● **TASK REQUIREMENTS**
Copy the material that follows word for word and omit its pictures.

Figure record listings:
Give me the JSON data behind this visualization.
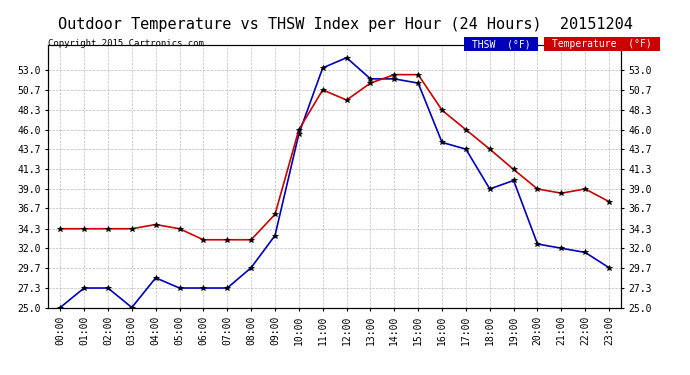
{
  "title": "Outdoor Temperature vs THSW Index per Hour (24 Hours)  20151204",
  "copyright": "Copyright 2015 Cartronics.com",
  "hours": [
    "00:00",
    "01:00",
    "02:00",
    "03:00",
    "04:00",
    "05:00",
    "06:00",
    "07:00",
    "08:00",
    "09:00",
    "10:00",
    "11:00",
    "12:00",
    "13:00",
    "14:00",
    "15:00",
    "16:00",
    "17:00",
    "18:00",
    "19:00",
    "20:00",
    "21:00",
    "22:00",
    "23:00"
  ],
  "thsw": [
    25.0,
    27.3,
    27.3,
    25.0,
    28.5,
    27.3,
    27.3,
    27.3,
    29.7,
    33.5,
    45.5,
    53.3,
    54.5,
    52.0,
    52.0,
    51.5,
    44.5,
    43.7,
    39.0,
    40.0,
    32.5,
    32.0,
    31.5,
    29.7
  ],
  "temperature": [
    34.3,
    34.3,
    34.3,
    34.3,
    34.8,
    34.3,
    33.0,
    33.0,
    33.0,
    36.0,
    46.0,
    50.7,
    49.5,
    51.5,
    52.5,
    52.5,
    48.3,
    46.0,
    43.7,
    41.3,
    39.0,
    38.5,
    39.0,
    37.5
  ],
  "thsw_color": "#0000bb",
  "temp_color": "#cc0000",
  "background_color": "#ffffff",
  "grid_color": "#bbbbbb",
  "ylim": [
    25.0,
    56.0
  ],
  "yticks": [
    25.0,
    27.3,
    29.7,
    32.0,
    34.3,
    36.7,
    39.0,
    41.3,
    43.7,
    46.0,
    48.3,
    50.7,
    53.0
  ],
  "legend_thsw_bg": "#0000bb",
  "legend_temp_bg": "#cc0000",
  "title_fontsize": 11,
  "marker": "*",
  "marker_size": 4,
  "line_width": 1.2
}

● **ANSWER FOR THE TASK**
Give me the JSON data behind this visualization.
{
  "title": "Outdoor Temperature vs THSW Index per Hour (24 Hours)  20151204",
  "copyright": "Copyright 2015 Cartronics.com",
  "hours": [
    "00:00",
    "01:00",
    "02:00",
    "03:00",
    "04:00",
    "05:00",
    "06:00",
    "07:00",
    "08:00",
    "09:00",
    "10:00",
    "11:00",
    "12:00",
    "13:00",
    "14:00",
    "15:00",
    "16:00",
    "17:00",
    "18:00",
    "19:00",
    "20:00",
    "21:00",
    "22:00",
    "23:00"
  ],
  "thsw": [
    25.0,
    27.3,
    27.3,
    25.0,
    28.5,
    27.3,
    27.3,
    27.3,
    29.7,
    33.5,
    45.5,
    53.3,
    54.5,
    52.0,
    52.0,
    51.5,
    44.5,
    43.7,
    39.0,
    40.0,
    32.5,
    32.0,
    31.5,
    29.7
  ],
  "temperature": [
    34.3,
    34.3,
    34.3,
    34.3,
    34.8,
    34.3,
    33.0,
    33.0,
    33.0,
    36.0,
    46.0,
    50.7,
    49.5,
    51.5,
    52.5,
    52.5,
    48.3,
    46.0,
    43.7,
    41.3,
    39.0,
    38.5,
    39.0,
    37.5
  ],
  "thsw_color": "#0000bb",
  "temp_color": "#cc0000",
  "background_color": "#ffffff",
  "grid_color": "#bbbbbb",
  "ylim": [
    25.0,
    56.0
  ],
  "yticks": [
    25.0,
    27.3,
    29.7,
    32.0,
    34.3,
    36.7,
    39.0,
    41.3,
    43.7,
    46.0,
    48.3,
    50.7,
    53.0
  ],
  "legend_thsw_bg": "#0000bb",
  "legend_temp_bg": "#cc0000",
  "title_fontsize": 11,
  "marker": "*",
  "marker_size": 4,
  "line_width": 1.2
}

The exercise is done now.